(Extracted data entries)
━━━━━━

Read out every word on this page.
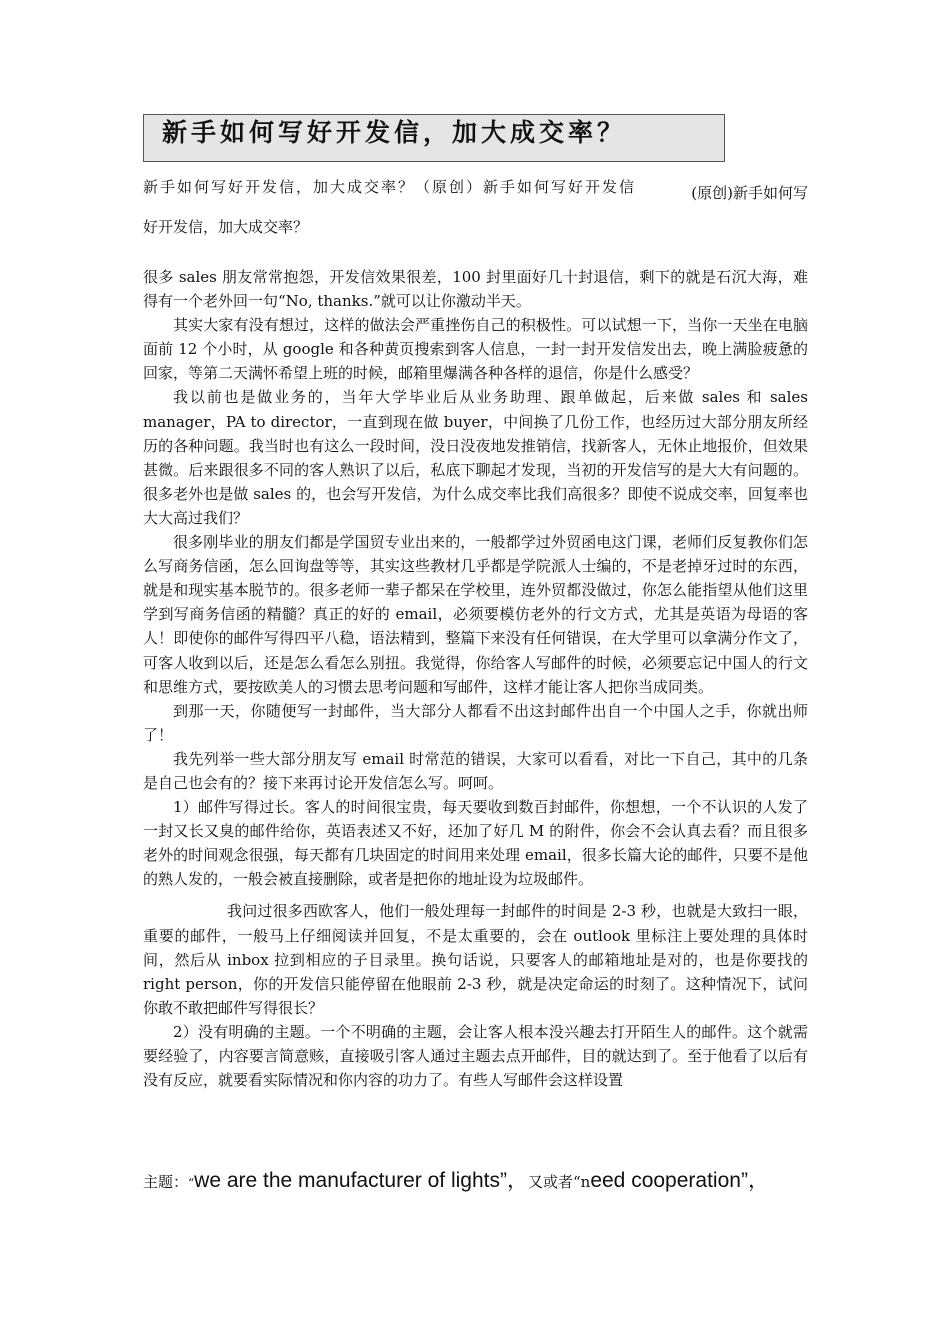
新手如何写好开发信，加大成交率？
新手如何写好开发信，加大成交率？（原创）新手如何写好开发信	(原创)新手如何写
好开发信，加大成交率？

很多 sales 朋友常常抱怨，开发信效果很差，100 封里面好几十封退信，剩下的就是石沉大海，难得有一个老外回一句“No, thanks.”就可以让你激动半天。

其实大家有没有想过，这样的做法会严重挫伤自己的积极性。可以试想一下，当你一天坐在电脑面前 12 个小时，从 google 和各种黄页搜索到客人信息，一封一封开发信发出去，晚上满脸疲惫的回家，等第二天满怀希望上班的时候，邮箱里爆满各种各样的退信，你是什么感受？

我以前也是做业务的，当年大学毕业后从业务助理、跟单做起，后来做 sales 和 sales manager，PA to director，一直到现在做 buyer，中间换了几份工作，也经历过大部分朋友所经历的各种问题。我当时也有这么一段时间，没日没夜地发推销信，找新客人，无休止地报价，但效果甚微。后来跟很多不同的客人熟识了以后，私底下聊起才发现，当初的开发信写的是大大有问题的。很多老外也是做 sales 的，也会写开发信，为什么成交率比我们高很多？即使不说成交率，回复率也大大高过我们？

很多刚毕业的朋友们都是学国贸专业出来的，一般都学过外贸函电这门课，老师们反复教你们怎么写商务信函，怎么回询盘等等，其实这些教材几乎都是学院派人士编的，不是老掉牙过时的东西，就是和现实基本脱节的。很多老师一辈子都呆在学校里，连外贸都没做过，你怎么能指望从他们这里学到写商务信函的精髓？真正的好的 email，必须要模仿老外的行文方式，尤其是英语为母语的客人！即使你的邮件写得四平八稳，语法精到，整篇下来没有任何错误，在大学里可以拿满分作文了，可客人收到以后，还是怎么看怎么别扭。我觉得，你给客人写邮件的时候，必须要忘记中国人的行文和思维方式，要按欧美人的习惯去思考问题和写邮件，这样才能让客人把你当成同类。

到那一天，你随便写一封邮件，当大部分人都看不出这封邮件出自一个中国人之手，你就出师了！

我先列举一些大部分朋友写 email 时常范的错误，大家可以看看，对比一下自己，其中的几条是自己也会有的？接下来再讨论开发信怎么写。呵呵。

1）邮件写得过长。客人的时间很宝贵，每天要收到数百封邮件，你想想，一个不认识的人发了一封又长又臭的邮件给你，英语表述又不好，还加了好几 M 的附件，你会不会认真去看？而且很多老外的时间观念很强，每天都有几块固定的时间用来处理 email，很多长篇大论的邮件，只要不是他的熟人发的，一般会被直接删除，或者是把你的地址设为垃圾邮件。

我问过很多西欧客人，他们一般处理每一封邮件的时间是 2-3 秒，也就是大致扫一眼，重要的邮件，一般马上仔细阅读并回复，不是太重要的，会在 outlook 里标注上要处理的具体时间，然后从 inbox 拉到相应的子目录里。换句话说，只要客人的邮箱地址是对的，也是你要找的 right person，你的开发信只能停留在他眼前 2-3 秒，就是决定命运的时刻了。这种情况下，试问你敢不敢把邮件写得很长？

2）没有明确的主题。一个不明确的主题，会让客人根本没兴趣去打开陌生人的邮件。这个就需要经验了，内容要言简意赅，直接吸引客人通过主题去点开邮件，目的就达到了。至于他看了以后有没有反应，就要看实际情况和你内容的功力了。有些人写邮件会这样设置

主题：“we are the manufacturer of lights”，又或者“need cooperation”，
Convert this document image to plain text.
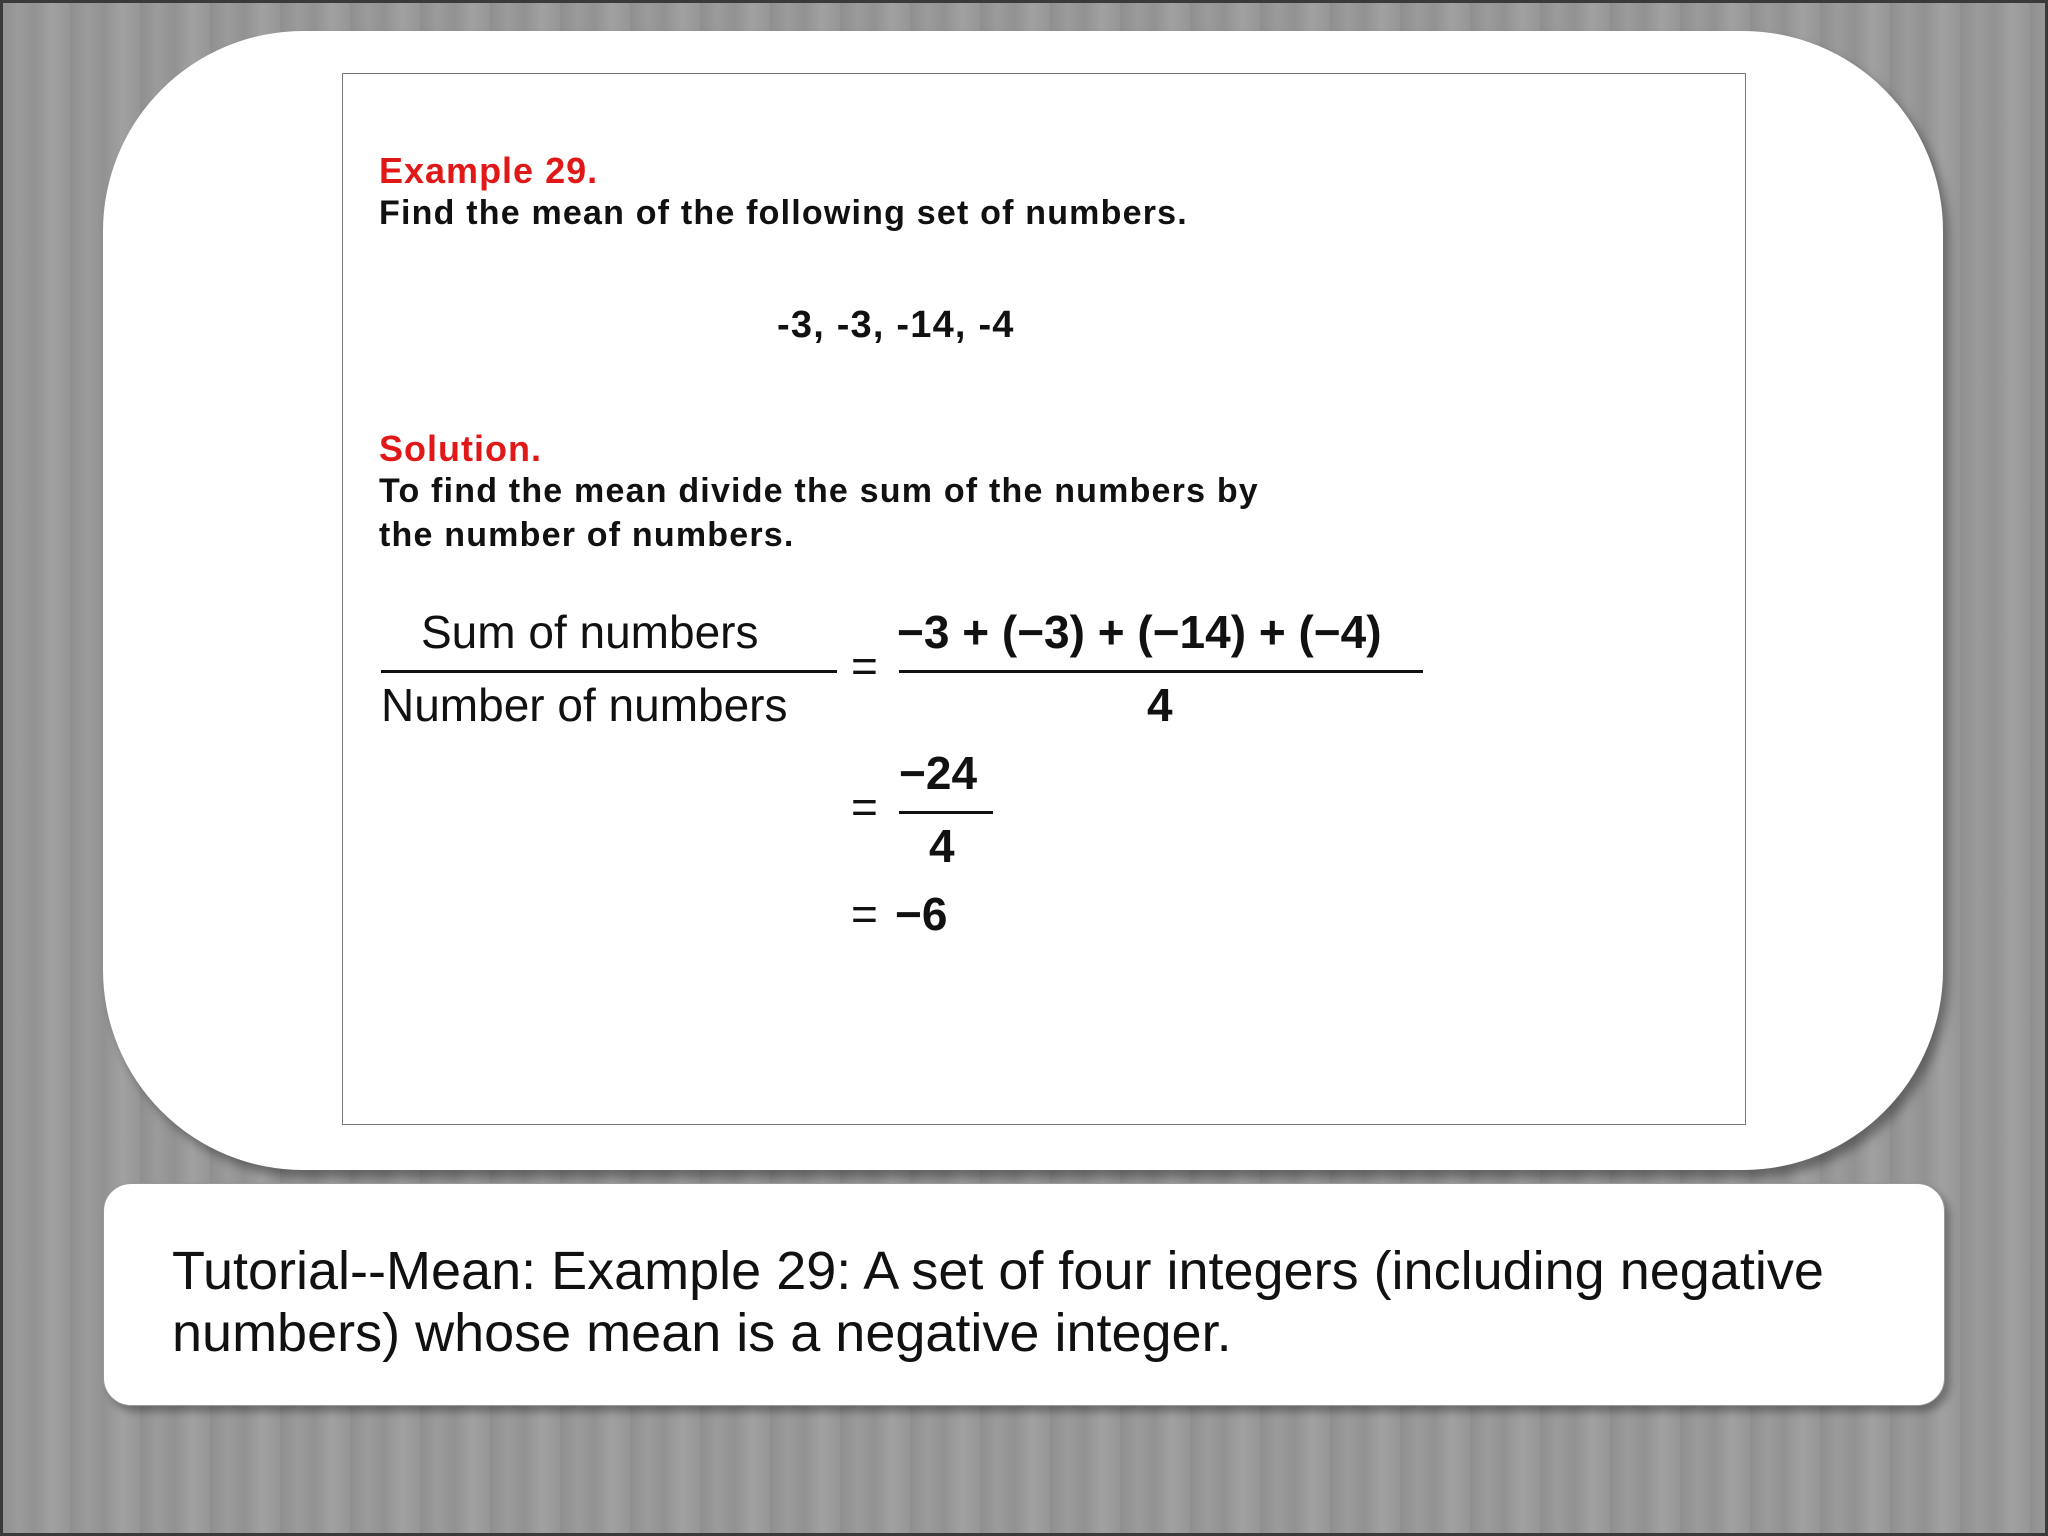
Example 29.

Find the mean of the following set of numbers.

-3, -3, -14, -4

Solution.

To find the mean divide the sum of the numbers by

the number of numbers.

Sum of numbers

Number of numbers

=

−3 + (−3) + (−14) + (−4)

4

=

−24

4

= −6

Tutorial--Mean: Example 29: A set of four integers (including negative numbers) whose mean is a negative integer.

━━━━━━

Find every line of the data that holds the string "this", then say how many there are and nothing else.

2